START

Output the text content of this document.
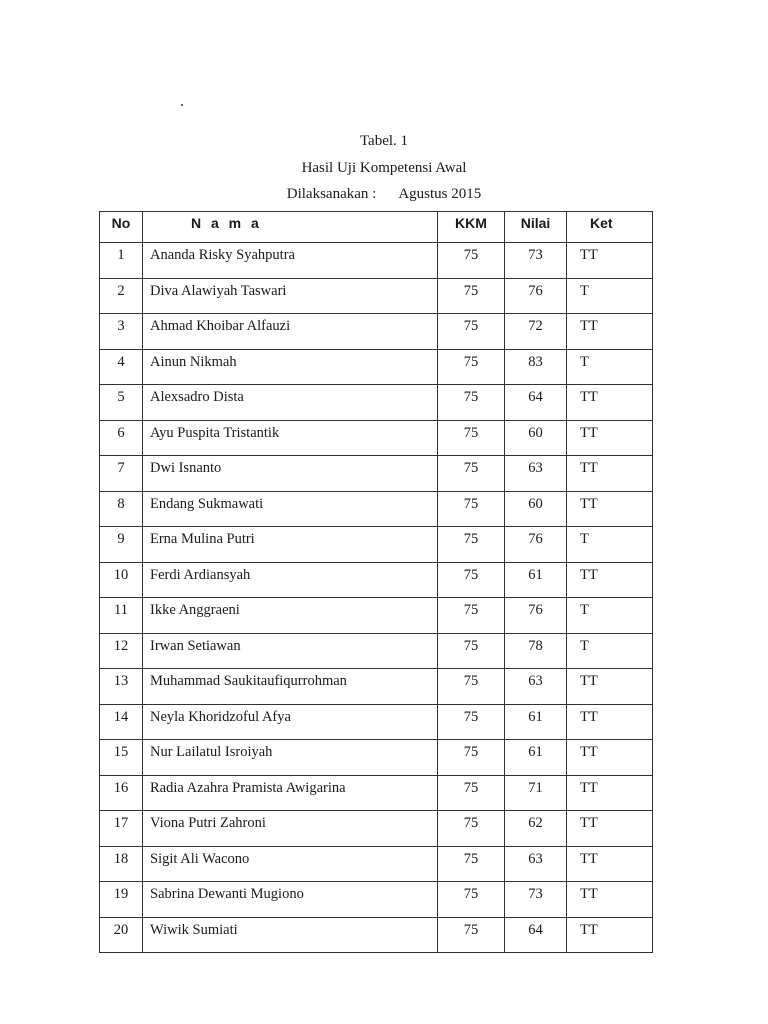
Tabel. 1
Hasil Uji Kompetensi Awal
Dilaksanakan : Agustus 2015
No	N a m a	KKM	Nilai	Ket
1	Ananda Risky Syahputra	75	73	TT
2	Diva Alawiyah Taswari	75	76	T
3	Ahmad Khoibar Alfauzi	75	72	TT
4	Ainun Nikmah	75	83	T
5	Alexsadro Dista	75	64	TT
6	Ayu Puspita Tristantik	75	60	TT
7	Dwi Isnanto	75	63	TT
8	Endang Sukmawati	75	60	TT
9	Erna Mulina Putri	75	76	T
10	Ferdi Ardiansyah	75	61	TT
11	Ikke Anggraeni	75	76	T
12	Irwan Setiawan	75	78	T
13	Muhammad Saukitaufiqurrohman	75	63	TT
14	Neyla Khoridzoful Afya	75	61	TT
15	Nur Lailatul Isroiyah	75	61	TT
16	Radia Azahra Pramista Awigarina	75	71	TT
17	Viona Putri Zahroni	75	62	TT
18	Sigit Ali Wacono	75	63	TT
19	Sabrina Dewanti Mugiono	75	73	TT
20	Wiwik Sumiati	75	64	TT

END

_TO BE DONE:_
Write out each entry exactly as given, omitting any picture.

_TASK RESPONSE:_
Output the text content of this document.
Tabel. 1
Hasil Uji Kompetensi Awal
Dilaksanakan : Agustus 2015
No	N a m a	KKM	Nilai	Ket
1	Ananda Risky Syahputra	75	73	TT
2	Diva Alawiyah Taswari	75	76	T
3	Ahmad Khoibar Alfauzi	75	72	TT
4	Ainun Nikmah	75	83	T
5	Alexsadro Dista	75	64	TT
6	Ayu Puspita Tristantik	75	60	TT
7	Dwi Isnanto	75	63	TT
8	Endang Sukmawati	75	60	TT
9	Erna Mulina Putri	75	76	T
10	Ferdi Ardiansyah	75	61	TT
11	Ikke Anggraeni	75	76	T
12	Irwan Setiawan	75	78	T
13	Muhammad Saukitaufiqurrohman	75	63	TT
14	Neyla Khoridzoful Afya	75	61	TT
15	Nur Lailatul Isroiyah	75	61	TT
16	Radia Azahra Pramista Awigarina	75	71	TT
17	Viona Putri Zahroni	75	62	TT
18	Sigit Ali Wacono	75	63	TT
19	Sabrina Dewanti Mugiono	75	73	TT
20	Wiwik Sumiati	75	64	TT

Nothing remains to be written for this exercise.